[Exercise task]
Set out each line of the listing below as a numbered list, skipping any blank lines. Leave the pictures out of the answer.

[Stored rows]
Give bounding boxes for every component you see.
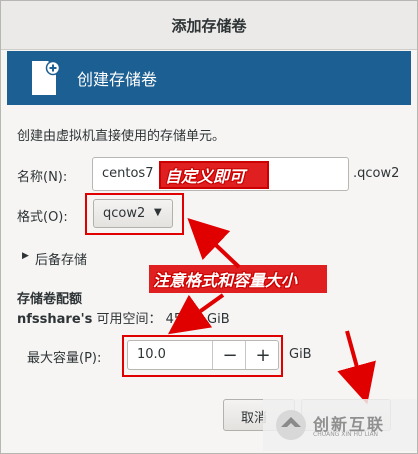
watermark-logo-icon <box>275 409 307 441</box>
watermark: 创新互联 CHUANG XIN HU LIAN <box>263 399 417 451</box>
arrow-to-format <box>187 217 241 269</box>
arrow-to-capacity <box>167 293 225 335</box>
add-volume-dialog: 添加存储卷 创建存储卷 创建由虚拟机直接使用的存储单元。 名称(N): cent… <box>0 0 418 454</box>
annotation-arrows <box>167 217 376 405</box>
arrow-to-finish <box>337 330 376 405</box>
watermark-en: CHUANG XIN HU LIAN <box>313 431 379 438</box>
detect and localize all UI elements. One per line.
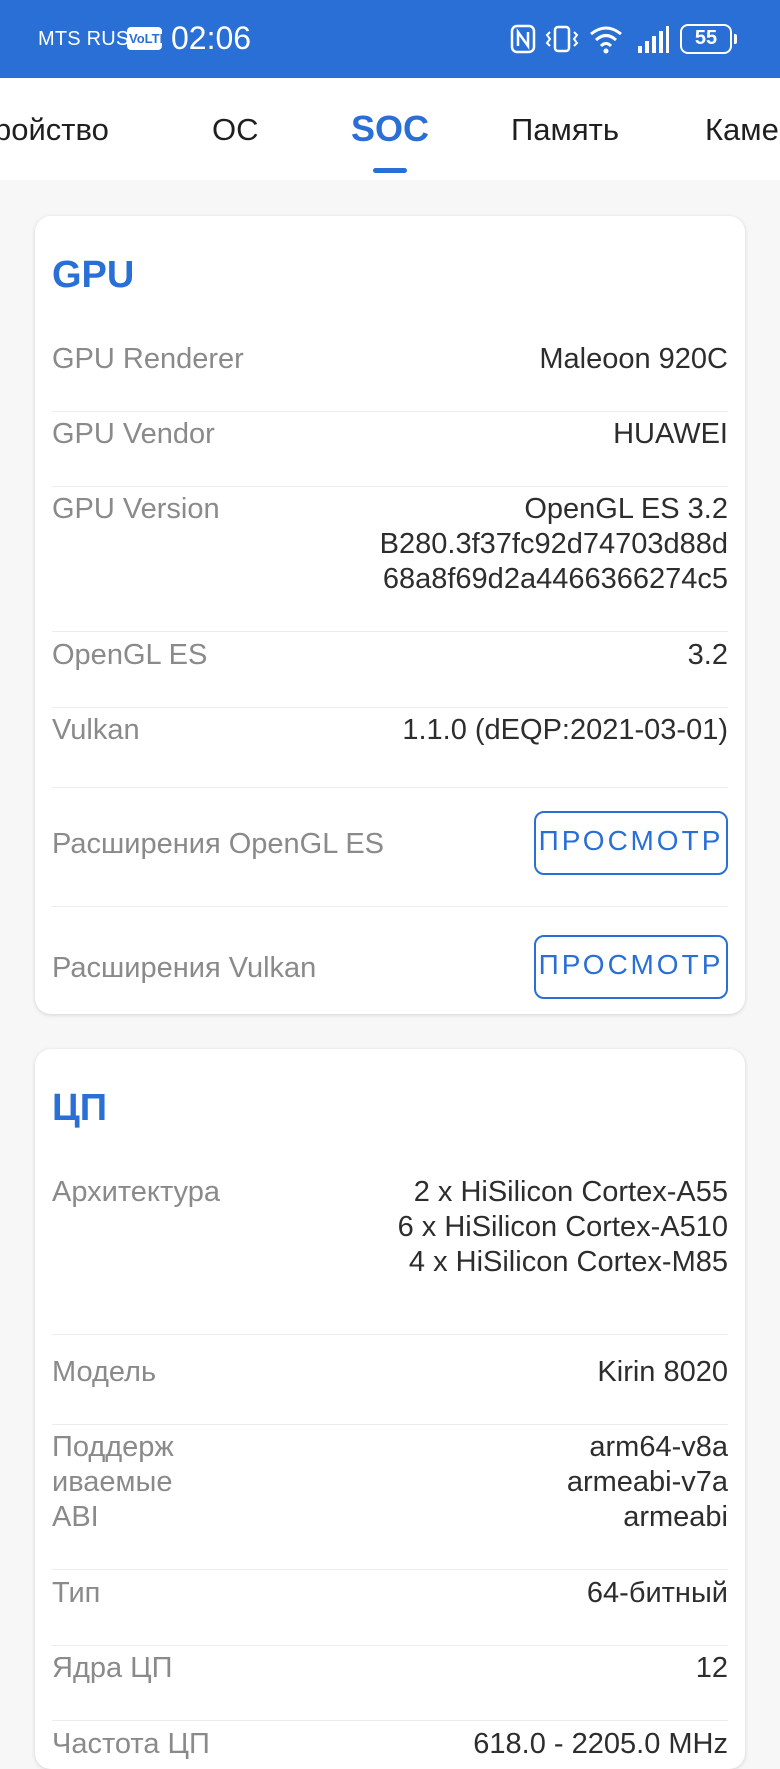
row-value: arm64-v8a armeabi-v7a armeabi [566,1431,728,1533]
wifi-icon [590,26,622,54]
row-label: Архитектура [52,1176,220,1208]
view-vulkan-extensions-button[interactable]: ПРОСМОТР [534,935,728,999]
row-value: 3.2 [687,639,728,671]
row-value: 1.1.0 (dEQP:2021-03-01) [402,714,728,746]
row-label: Тип [52,1577,101,1609]
abi-row: Поддерж иваемые ABI arm64-v8a armeabi-v7… [52,1430,728,1570]
active-tab-indicator [373,168,407,173]
row-value: 12 [695,1652,728,1684]
row-label: Расширения Vulkan [52,952,317,984]
cpu-title: ЦП [52,1087,108,1129]
row-value: HUAWEI [613,418,728,450]
gpu-renderer-row: GPU Renderer Maleoon 920C [52,342,728,412]
tab-soc[interactable]: SOC [351,108,429,150]
opengl-es-row: OpenGL ES 3.2 [52,638,728,708]
vulkan-row: Vulkan 1.1.0 (dEQP:2021-03-01) [52,713,728,788]
gpu-card: GPU GPU Renderer Maleoon 920C GPU Vendor… [35,216,745,1014]
nfc-icon [510,24,536,54]
tab-os[interactable]: ОС [212,112,259,148]
row-label: OpenGL ES [52,639,208,671]
row-label: Поддерж иваемые ABI [52,1431,174,1533]
clock: 02:06 [171,20,252,56]
vulkan-extensions-row: Расширения Vulkan ПРОСМОТР [52,919,728,1014]
row-value: Maleoon 920C [539,343,728,375]
row-value: OpenGL ES 3.2 B280.3f37fc92d74703d88d 68… [379,493,728,595]
cores-row: Ядра ЦП 12 [52,1651,728,1721]
row-value: 64-битный [586,1577,728,1609]
row-label: Модель [52,1356,157,1388]
frequency-row: Частота ЦП 618.0 - 2205.0 MHz [52,1727,728,1769]
opengl-extensions-row: Расширения OpenGL ES ПРОСМОТР [52,795,728,907]
tab-bar: ройство ОС SOC Память Каме [0,78,780,180]
row-value: Kirin 8020 [597,1356,728,1388]
status-bar: MTS RUS VoLTE 02:06 55 [0,0,780,78]
row-label: Ядра ЦП [52,1652,173,1684]
row-label: Vulkan [52,714,140,746]
tab-device[interactable]: ройство [0,112,109,148]
row-value: 2 x HiSilicon Cortex-A55 6 x HiSilicon C… [397,1176,728,1278]
gpu-vendor-row: GPU Vendor HUAWEI [52,417,728,487]
type-row: Тип 64-битный [52,1576,728,1646]
row-label: GPU Vendor [52,418,215,450]
row-label: Частота ЦП [52,1728,210,1760]
row-label: GPU Renderer [52,343,244,375]
battery-icon: 55 [680,24,737,54]
signal-icon [638,26,669,53]
architecture-row: Архитектура 2 x HiSilicon Cortex-A55 6 x… [52,1175,728,1335]
gpu-title: GPU [52,254,135,296]
vibrate-icon [545,25,579,53]
row-value: 618.0 - 2205.0 MHz [473,1728,728,1760]
model-row: Модель Kirin 8020 [52,1355,728,1425]
tab-camera[interactable]: Каме [705,112,779,148]
row-label: Расширения OpenGL ES [52,828,384,860]
cpu-card: ЦП Архитектура 2 x HiSilicon Cortex-A55 … [35,1049,745,1769]
volte-icon: VoLTE [127,27,168,50]
carrier-name: MTS RUS [38,28,130,50]
tab-memory[interactable]: Память [511,112,619,148]
gpu-version-row: GPU Version OpenGL ES 3.2 B280.3f37fc92d… [52,492,728,632]
row-label: GPU Version [52,493,220,525]
view-opengl-extensions-button[interactable]: ПРОСМОТР [534,811,728,875]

[Result of the exercise]
1. Give bounding boxes for every component you see.
2. watermark-logo-icon <box>275 409 307 441</box>
3. watermark: 创新互联 CHUANG XIN HU LIAN <box>263 399 417 451</box>
4. arrow-to-format <box>187 217 241 269</box>
5. arrow-to-capacity <box>167 293 225 335</box>
6. add-volume-dialog: 添加存储卷 创建存储卷 创建由虚拟机直接使用的存储单元。 名称(N): cent… <box>0 0 418 454</box>
7. annotation-arrows <box>167 217 376 405</box>
8. arrow-to-finish <box>337 330 376 405</box>
9. watermark-en: CHUANG XIN HU LIAN <box>313 431 379 438</box>
10. detect and localize all UI elements. One per line.
11. row-value: arm64-v8a armeabi-v7a armeabi [566,1431,728,1533]
12. wifi-icon [590,26,622,54]
13. row-label: Архитектура [52,1176,220,1208]
14. view-vulkan-extensions-button[interactable]: ПРОСМОТР [534,935,728,999]
15. row-value: 3.2 [687,639,728,671]
16. row-value: 1.1.0 (dEQP:2021-03-01) [402,714,728,746]
17. row-label: Тип [52,1577,101,1609]
18. abi-row: Поддерж иваемые ABI arm64-v8a armeabi-v7… [52,1430,728,1570]
19. active-tab-indicator [373,168,407,173]
20. row-value: 12 [695,1652,728,1684]
21. row-label: Расширения Vulkan [52,952,317,984]
22. cpu-title: ЦП [52,1087,108,1129]
23. row-value: HUAWEI [613,418,728,450]
24. gpu-renderer-row: GPU Renderer Maleoon 920C [52,342,728,412]
25. tab-soc[interactable]: SOC [351,108,429,150]
26. opengl-es-row: OpenGL ES 3.2 [52,638,728,708]
27. vulkan-row: Vulkan 1.1.0 (dEQP:2021-03-01) [52,713,728,788]
28. gpu-card: GPU GPU Renderer Maleoon 920C GPU Vendor… [35,216,745,1014]
29. nfc-icon [510,24,536,54]
30. tab-os[interactable]: ОС [212,112,259,148]
31. row-label: OpenGL ES [52,639,208,671]
32. row-label: Поддерж иваемые ABI [52,1431,174,1533]
33. clock: 02:06 [171,20,252,56]
34. vulkan-extensions-row: Расширения Vulkan ПРОСМОТР [52,919,728,1014]
35. row-value: Maleoon 920C [539,343,728,375]
36. row-value: OpenGL ES 3.2 B280.3f37fc92d74703d88d 68… [379,493,728,595]
37. cores-row: Ядра ЦП 12 [52,1651,728,1721]
38. row-value: 64-битный [586,1577,728,1609]
39. row-label: Модель [52,1356,157,1388]
40. frequency-row: Частота ЦП 618.0 - 2205.0 MHz [52,1727,728,1769]
41. opengl-extensions-row: Расширения OpenGL ES ПРОСМОТР [52,795,728,907]
42. tab-bar: ройство ОС SOC Память Каме [0,78,780,180]
43. row-value: Kirin 8020 [597,1356,728,1388]
44. status-bar: MTS RUS VoLTE 02:06 55 [0,0,780,78]
45. row-label: Ядра ЦП [52,1652,173,1684]
46. row-label: Vulkan [52,714,140,746]
47. tab-device[interactable]: ройство [0,112,109,148]
48. row-value: 2 x HiSilicon Cortex-A55 6 x HiSilicon C… [397,1176,728,1278]
49. gpu-vendor-row: GPU Vendor HUAWEI [52,417,728,487]
50. type-row: Тип 64-битный [52,1576,728,1646]
51. row-label: GPU Vendor [52,418,215,450]
52. row-label: Частота ЦП [52,1728,210,1760]
53. row-label: GPU Renderer [52,343,244,375]
54. battery-icon: 55 [680,24,737,54]
55. signal-icon [638,26,669,53]
56. architecture-row: Архитектура 2 x HiSilicon Cortex-A55 6 x… [52,1175,728,1335]
57. gpu-title: GPU [52,254,135,296]
58. vibrate-icon [545,25,579,53]
59. row-value: 618.0 - 2205.0 MHz [473,1728,728,1760]
60. model-row: Модель Kirin 8020 [52,1355,728,1425]
61. tab-camera[interactable]: Каме [705,112,779,148]
62. row-label: Расширения OpenGL ES [52,828,384,860]
63. cpu-card: ЦП Архитектура 2 x HiSilicon Cortex-A55 … [35,1049,745,1769]
64. volte-icon: VoLTE [127,27,168,50]
65. carrier-name: MTS RUS [38,28,130,50]
66. tab-memory[interactable]: Память [511,112,619,148]
67. gpu-version-row: GPU Version OpenGL ES 3.2 B280.3f37fc92d… [52,492,728,632]
68. row-label: GPU Version [52,493,220,525]
69. view-opengl-extensions-button[interactable]: ПРОСМОТР [534,811,728,875]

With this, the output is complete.